## Records

....

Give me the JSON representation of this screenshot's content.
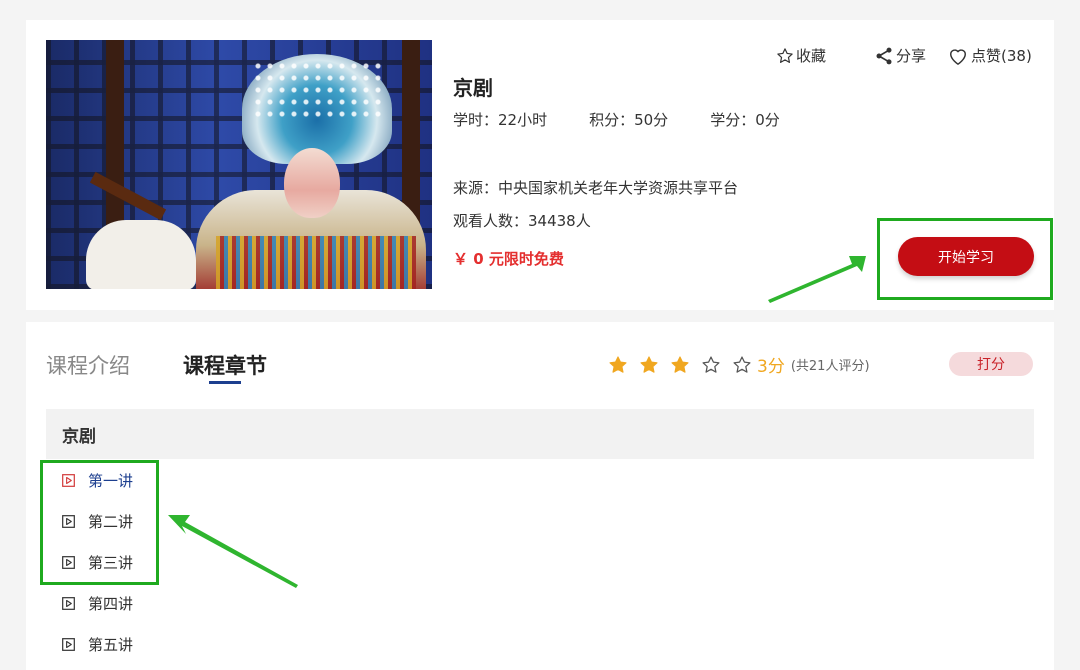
{
  "course": {
    "title": "京剧",
    "hours": "学时：22小时",
    "points": "积分：50分",
    "credits": "学分：0分",
    "source": "来源：中央国家机关老年大学资源共享平台",
    "viewers": "观看人数：34438人",
    "price": "￥ 0 元限时免费"
  },
  "actions": {
    "favorite": "收藏",
    "share": "分享",
    "like": "点赞(38)"
  },
  "start_button": "开始学习",
  "tabs": {
    "intro": "课程介绍",
    "chapters": "课程章节"
  },
  "rating": {
    "filled_stars": 3,
    "total_stars": 5,
    "score": "3分",
    "count": "(共21人评分)",
    "rate_button": "打分"
  },
  "section": {
    "title": "京剧",
    "lectures": [
      {
        "label": "第一讲",
        "active": true
      },
      {
        "label": "第二讲",
        "active": false
      },
      {
        "label": "第三讲",
        "active": false
      },
      {
        "label": "第四讲",
        "active": false
      },
      {
        "label": "第五讲",
        "active": false
      }
    ]
  },
  "colors": {
    "accent_red": "#c40d14",
    "price_red": "#e42f2f",
    "star_gold": "#f0a720",
    "tab_underline": "#1d3f8f",
    "annotation_green": "#1faa1f"
  }
}
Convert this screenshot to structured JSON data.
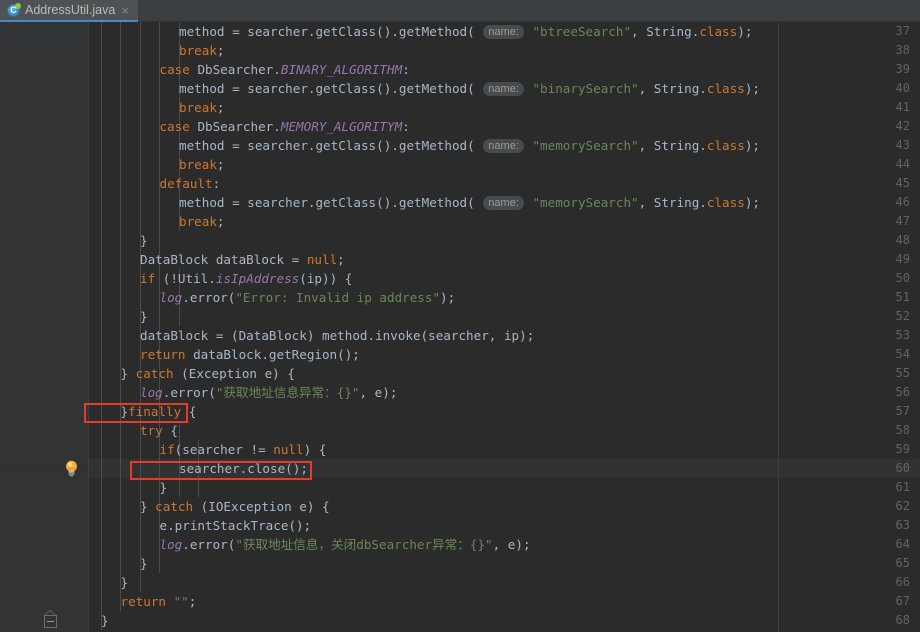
{
  "window": {
    "theme": "darcula",
    "accent_color": "#4a88c7",
    "background": "#2b2b2b",
    "gutter_background": "#313335"
  },
  "tab": {
    "title": "AddressUtil.java",
    "icon": "java-class-icon",
    "close_glyph": "×"
  },
  "editor": {
    "first_line": 37,
    "last_line": 68,
    "caret_line": 60,
    "line_numbers": [
      37,
      38,
      39,
      40,
      41,
      42,
      43,
      44,
      45,
      46,
      47,
      48,
      49,
      50,
      51,
      52,
      53,
      54,
      55,
      56,
      57,
      58,
      59,
      60,
      61,
      62,
      63,
      64,
      65,
      66,
      67,
      68
    ],
    "lightbulb_line": 60,
    "fold_line": 68,
    "parameter_hint_label": "name:"
  },
  "code_lines": [
    {
      "n": 37,
      "indent": 5,
      "text": "method = searcher.getClass().getMethod( name: \"btreeSearch\", String.class);"
    },
    {
      "n": 38,
      "indent": 5,
      "text": "break;"
    },
    {
      "n": 39,
      "indent": 4,
      "text": "case DbSearcher.BINARY_ALGORITHM:"
    },
    {
      "n": 40,
      "indent": 5,
      "text": "method = searcher.getClass().getMethod( name: \"binarySearch\", String.class);"
    },
    {
      "n": 41,
      "indent": 5,
      "text": "break;"
    },
    {
      "n": 42,
      "indent": 4,
      "text": "case DbSearcher.MEMORY_ALGORITYM:"
    },
    {
      "n": 43,
      "indent": 5,
      "text": "method = searcher.getClass().getMethod( name: \"memorySearch\", String.class);"
    },
    {
      "n": 44,
      "indent": 5,
      "text": "break;"
    },
    {
      "n": 45,
      "indent": 4,
      "text": "default:"
    },
    {
      "n": 46,
      "indent": 5,
      "text": "method = searcher.getClass().getMethod( name: \"memorySearch\", String.class);"
    },
    {
      "n": 47,
      "indent": 5,
      "text": "break;"
    },
    {
      "n": 48,
      "indent": 3,
      "text": "}"
    },
    {
      "n": 49,
      "indent": 3,
      "text": "DataBlock dataBlock = null;"
    },
    {
      "n": 50,
      "indent": 3,
      "text": "if (!Util.isIpAddress(ip)) {"
    },
    {
      "n": 51,
      "indent": 4,
      "text": "log.error(\"Error: Invalid ip address\");"
    },
    {
      "n": 52,
      "indent": 3,
      "text": "}"
    },
    {
      "n": 53,
      "indent": 3,
      "text": "dataBlock = (DataBlock) method.invoke(searcher, ip);"
    },
    {
      "n": 54,
      "indent": 3,
      "text": "return dataBlock.getRegion();"
    },
    {
      "n": 55,
      "indent": 2,
      "text": "} catch (Exception e) {"
    },
    {
      "n": 56,
      "indent": 3,
      "text": "log.error(\"获取地址信息异常：{}\", e);"
    },
    {
      "n": 57,
      "indent": 2,
      "text": "}finally {"
    },
    {
      "n": 58,
      "indent": 3,
      "text": "try {"
    },
    {
      "n": 59,
      "indent": 4,
      "text": "if(searcher != null) {"
    },
    {
      "n": 60,
      "indent": 5,
      "text": "searcher.close();"
    },
    {
      "n": 61,
      "indent": 4,
      "text": "}"
    },
    {
      "n": 62,
      "indent": 3,
      "text": "} catch (IOException e) {"
    },
    {
      "n": 63,
      "indent": 4,
      "text": "e.printStackTrace();"
    },
    {
      "n": 64,
      "indent": 4,
      "text": "log.error(\"获取地址信息，关闭dbSearcher异常：{}\", e);"
    },
    {
      "n": 65,
      "indent": 3,
      "text": "}"
    },
    {
      "n": 66,
      "indent": 2,
      "text": "}"
    },
    {
      "n": 67,
      "indent": 2,
      "text": "return \"\";"
    },
    {
      "n": 68,
      "indent": 1,
      "text": "}"
    }
  ],
  "annotations": [
    {
      "id": "annot-finally",
      "label": "finally-block-highlight",
      "target_line": 57,
      "color": "#e33b2e"
    },
    {
      "id": "annot-close",
      "label": "searcher-close-highlight",
      "target_line": 60,
      "color": "#e33b2e"
    }
  ],
  "syntax_colors": {
    "keyword": "#cc7832",
    "string": "#6a8759",
    "static_field": "#9876aa",
    "default_text": "#a9b7c6",
    "line_number": "#606366",
    "hint_background": "#474b4e",
    "hint_text": "#9b9b9b"
  }
}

....

## SHORT PROBLEM
Transcribe each entry precisely as given, leaving the pictures out.

## REPLY TO THE TASK
Give me the JSON representation of this screenshot's content.
{
  "course": {
    "title": "京剧",
    "hours": "学时：22小时",
    "points": "积分：50分",
    "credits": "学分：0分",
    "source": "来源：中央国家机关老年大学资源共享平台",
    "viewers": "观看人数：34438人",
    "price": "￥ 0 元限时免费"
  },
  "actions": {
    "favorite": "收藏",
    "share": "分享",
    "like": "点赞(38)"
  },
  "start_button": "开始学习",
  "tabs": {
    "intro": "课程介绍",
    "chapters": "课程章节"
  },
  "rating": {
    "filled_stars": 3,
    "total_stars": 5,
    "score": "3分",
    "count": "(共21人评分)",
    "rate_button": "打分"
  },
  "section": {
    "title": "京剧",
    "lectures": [
      {
        "label": "第一讲",
        "active": true
      },
      {
        "label": "第二讲",
        "active": false
      },
      {
        "label": "第三讲",
        "active": false
      },
      {
        "label": "第四讲",
        "active": false
      },
      {
        "label": "第五讲",
        "active": false
      }
    ]
  },
  "colors": {
    "accent_red": "#c40d14",
    "price_red": "#e42f2f",
    "star_gold": "#f0a720",
    "tab_underline": "#1d3f8f",
    "annotation_green": "#1faa1f"
  }
}
Convert this screenshot to structured JSON data.
{
  "window": {
    "theme": "darcula",
    "accent_color": "#4a88c7",
    "background": "#2b2b2b",
    "gutter_background": "#313335"
  },
  "tab": {
    "title": "AddressUtil.java",
    "icon": "java-class-icon",
    "close_glyph": "×"
  },
  "editor": {
    "first_line": 37,
    "last_line": 68,
    "caret_line": 60,
    "line_numbers": [
      37,
      38,
      39,
      40,
      41,
      42,
      43,
      44,
      45,
      46,
      47,
      48,
      49,
      50,
      51,
      52,
      53,
      54,
      55,
      56,
      57,
      58,
      59,
      60,
      61,
      62,
      63,
      64,
      65,
      66,
      67,
      68
    ],
    "lightbulb_line": 60,
    "fold_line": 68,
    "parameter_hint_label": "name:"
  },
  "code_lines": [
    {
      "n": 37,
      "indent": 5,
      "text": "method = searcher.getClass().getMethod( name: \"btreeSearch\", String.class);"
    },
    {
      "n": 38,
      "indent": 5,
      "text": "break;"
    },
    {
      "n": 39,
      "indent": 4,
      "text": "case DbSearcher.BINARY_ALGORITHM:"
    },
    {
      "n": 40,
      "indent": 5,
      "text": "method = searcher.getClass().getMethod( name: \"binarySearch\", String.class);"
    },
    {
      "n": 41,
      "indent": 5,
      "text": "break;"
    },
    {
      "n": 42,
      "indent": 4,
      "text": "case DbSearcher.MEMORY_ALGORITYM:"
    },
    {
      "n": 43,
      "indent": 5,
      "text": "method = searcher.getClass().getMethod( name: \"memorySearch\", String.class);"
    },
    {
      "n": 44,
      "indent": 5,
      "text": "break;"
    },
    {
      "n": 45,
      "indent": 4,
      "text": "default:"
    },
    {
      "n": 46,
      "indent": 5,
      "text": "method = searcher.getClass().getMethod( name: \"memorySearch\", String.class);"
    },
    {
      "n": 47,
      "indent": 5,
      "text": "break;"
    },
    {
      "n": 48,
      "indent": 3,
      "text": "}"
    },
    {
      "n": 49,
      "indent": 3,
      "text": "DataBlock dataBlock = null;"
    },
    {
      "n": 50,
      "indent": 3,
      "text": "if (!Util.isIpAddress(ip)) {"
    },
    {
      "n": 51,
      "indent": 4,
      "text": "log.error(\"Error: Invalid ip address\");"
    },
    {
      "n": 52,
      "indent": 3,
      "text": "}"
    },
    {
      "n": 53,
      "indent": 3,
      "text": "dataBlock = (DataBlock) method.invoke(searcher, ip);"
    },
    {
      "n": 54,
      "indent": 3,
      "text": "return dataBlock.getRegion();"
    },
    {
      "n": 55,
      "indent": 2,
      "text": "} catch (Exception e) {"
    },
    {
      "n": 56,
      "indent": 3,
      "text": "log.error(\"获取地址信息异常：{}\", e);"
    },
    {
      "n": 57,
      "indent": 2,
      "text": "}finally {"
    },
    {
      "n": 58,
      "indent": 3,
      "text": "try {"
    },
    {
      "n": 59,
      "indent": 4,
      "text": "if(searcher != null) {"
    },
    {
      "n": 60,
      "indent": 5,
      "text": "searcher.close();"
    },
    {
      "n": 61,
      "indent": 4,
      "text": "}"
    },
    {
      "n": 62,
      "indent": 3,
      "text": "} catch (IOException e) {"
    },
    {
      "n": 63,
      "indent": 4,
      "text": "e.printStackTrace();"
    },
    {
      "n": 64,
      "indent": 4,
      "text": "log.error(\"获取地址信息，关闭dbSearcher异常：{}\", e);"
    },
    {
      "n": 65,
      "indent": 3,
      "text": "}"
    },
    {
      "n": 66,
      "indent": 2,
      "text": "}"
    },
    {
      "n": 67,
      "indent": 2,
      "text": "return \"\";"
    },
    {
      "n": 68,
      "indent": 1,
      "text": "}"
    }
  ],
  "annotations": [
    {
      "id": "annot-finally",
      "label": "finally-block-highlight",
      "target_line": 57,
      "color": "#e33b2e"
    },
    {
      "id": "annot-close",
      "label": "searcher-close-highlight",
      "target_line": 60,
      "color": "#e33b2e"
    }
  ],
  "syntax_colors": {
    "keyword": "#cc7832",
    "string": "#6a8759",
    "static_field": "#9876aa",
    "default_text": "#a9b7c6",
    "line_number": "#606366",
    "hint_background": "#474b4e",
    "hint_text": "#9b9b9b"
  }
}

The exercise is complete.